For each line in the data below that holds "life", return a copy.

▸ **Input data**
------------

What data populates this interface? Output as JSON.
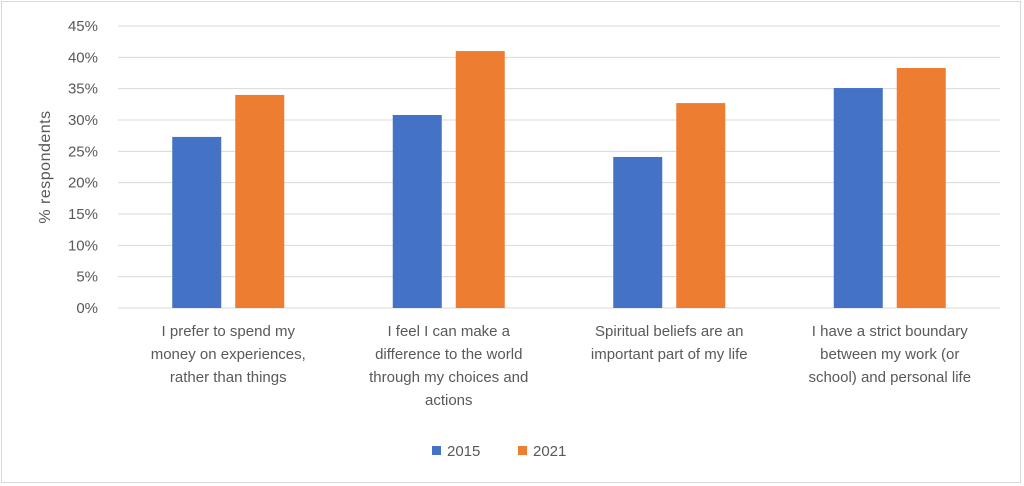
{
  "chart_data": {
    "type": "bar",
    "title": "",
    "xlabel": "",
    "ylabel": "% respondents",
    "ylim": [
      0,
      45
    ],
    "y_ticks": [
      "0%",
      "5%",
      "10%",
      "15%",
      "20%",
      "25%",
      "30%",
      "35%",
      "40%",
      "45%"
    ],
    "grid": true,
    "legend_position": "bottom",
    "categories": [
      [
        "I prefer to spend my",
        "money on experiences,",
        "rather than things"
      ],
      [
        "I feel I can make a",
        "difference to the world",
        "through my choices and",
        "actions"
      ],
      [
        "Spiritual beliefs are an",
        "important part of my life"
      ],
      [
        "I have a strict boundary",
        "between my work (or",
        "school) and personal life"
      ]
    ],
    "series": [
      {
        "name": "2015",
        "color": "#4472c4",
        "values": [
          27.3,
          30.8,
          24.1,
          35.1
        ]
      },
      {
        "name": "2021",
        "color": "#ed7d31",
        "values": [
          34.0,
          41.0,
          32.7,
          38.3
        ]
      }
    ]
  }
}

------------

▸ **Exercise answer**
        "important part of my life"
        "school) and personal life"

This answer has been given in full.